→ **OBJECTIVE**
Return the material below in full and exactly.

-- start PROVIDED INFORMATION --

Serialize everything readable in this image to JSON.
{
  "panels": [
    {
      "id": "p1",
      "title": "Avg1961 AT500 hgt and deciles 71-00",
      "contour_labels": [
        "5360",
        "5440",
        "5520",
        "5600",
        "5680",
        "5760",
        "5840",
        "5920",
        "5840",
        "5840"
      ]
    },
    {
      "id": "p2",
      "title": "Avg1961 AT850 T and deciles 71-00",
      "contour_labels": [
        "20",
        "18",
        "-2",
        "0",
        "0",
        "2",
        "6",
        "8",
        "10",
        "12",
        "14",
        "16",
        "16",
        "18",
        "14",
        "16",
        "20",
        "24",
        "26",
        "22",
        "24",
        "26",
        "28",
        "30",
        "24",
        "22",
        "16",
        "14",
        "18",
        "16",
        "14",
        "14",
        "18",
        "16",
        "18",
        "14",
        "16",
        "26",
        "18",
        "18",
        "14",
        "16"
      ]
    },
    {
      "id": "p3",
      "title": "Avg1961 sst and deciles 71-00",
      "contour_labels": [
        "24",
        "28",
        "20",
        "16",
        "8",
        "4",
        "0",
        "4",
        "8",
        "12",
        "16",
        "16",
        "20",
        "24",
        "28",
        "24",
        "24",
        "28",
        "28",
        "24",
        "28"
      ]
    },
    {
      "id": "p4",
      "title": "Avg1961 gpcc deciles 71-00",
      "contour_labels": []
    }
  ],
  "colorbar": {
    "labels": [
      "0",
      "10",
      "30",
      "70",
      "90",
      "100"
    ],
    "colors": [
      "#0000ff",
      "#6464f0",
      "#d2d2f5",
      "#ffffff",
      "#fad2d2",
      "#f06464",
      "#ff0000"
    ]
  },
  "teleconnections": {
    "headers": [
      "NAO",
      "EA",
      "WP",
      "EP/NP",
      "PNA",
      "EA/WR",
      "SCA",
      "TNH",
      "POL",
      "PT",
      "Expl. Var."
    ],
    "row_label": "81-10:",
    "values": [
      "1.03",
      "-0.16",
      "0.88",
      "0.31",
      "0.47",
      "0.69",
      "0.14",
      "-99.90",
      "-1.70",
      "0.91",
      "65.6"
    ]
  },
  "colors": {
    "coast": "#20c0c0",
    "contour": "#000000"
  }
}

-- end PROVIDED INFORMATION --

→ **REPLY TO THE TASK**
Serialize everything readable in this image to JSON.
{
  "panels": [
    {
      "id": "p1",
      "title": "Avg1961 AT500 hgt and deciles 71-00",
      "contour_labels": [
        "5360",
        "5440",
        "5520",
        "5600",
        "5680",
        "5760",
        "5840",
        "5920",
        "5840",
        "5840"
      ]
    },
    {
      "id": "p2",
      "title": "Avg1961 AT850 T and deciles 71-00",
      "contour_labels": [
        "20",
        "18",
        "-2",
        "0",
        "0",
        "2",
        "6",
        "8",
        "10",
        "12",
        "14",
        "16",
        "16",
        "18",
        "14",
        "16",
        "20",
        "24",
        "26",
        "22",
        "24",
        "26",
        "28",
        "30",
        "24",
        "22",
        "16",
        "14",
        "18",
        "16",
        "14",
        "14",
        "18",
        "16",
        "18",
        "14",
        "16",
        "26",
        "18",
        "18",
        "14",
        "16"
      ]
    },
    {
      "id": "p3",
      "title": "Avg1961 sst and deciles 71-00",
      "contour_labels": [
        "24",
        "28",
        "20",
        "16",
        "8",
        "4",
        "0",
        "4",
        "8",
        "12",
        "16",
        "16",
        "20",
        "24",
        "28",
        "24",
        "24",
        "28",
        "28",
        "24",
        "28"
      ]
    },
    {
      "id": "p4",
      "title": "Avg1961 gpcc deciles 71-00",
      "contour_labels": []
    }
  ],
  "colorbar": {
    "labels": [
      "0",
      "10",
      "30",
      "70",
      "90",
      "100"
    ],
    "colors": [
      "#0000ff",
      "#6464f0",
      "#d2d2f5",
      "#ffffff",
      "#fad2d2",
      "#f06464",
      "#ff0000"
    ]
  },
  "teleconnections": {
    "headers": [
      "NAO",
      "EA",
      "WP",
      "EP/NP",
      "PNA",
      "EA/WR",
      "SCA",
      "TNH",
      "POL",
      "PT",
      "Expl. Var."
    ],
    "row_label": "81-10:",
    "values": [
      "1.03",
      "-0.16",
      "0.88",
      "0.31",
      "0.47",
      "0.69",
      "0.14",
      "-99.90",
      "-1.70",
      "0.91",
      "65.6"
    ]
  },
  "colors": {
    "coast": "#20c0c0",
    "contour": "#000000"
  }
}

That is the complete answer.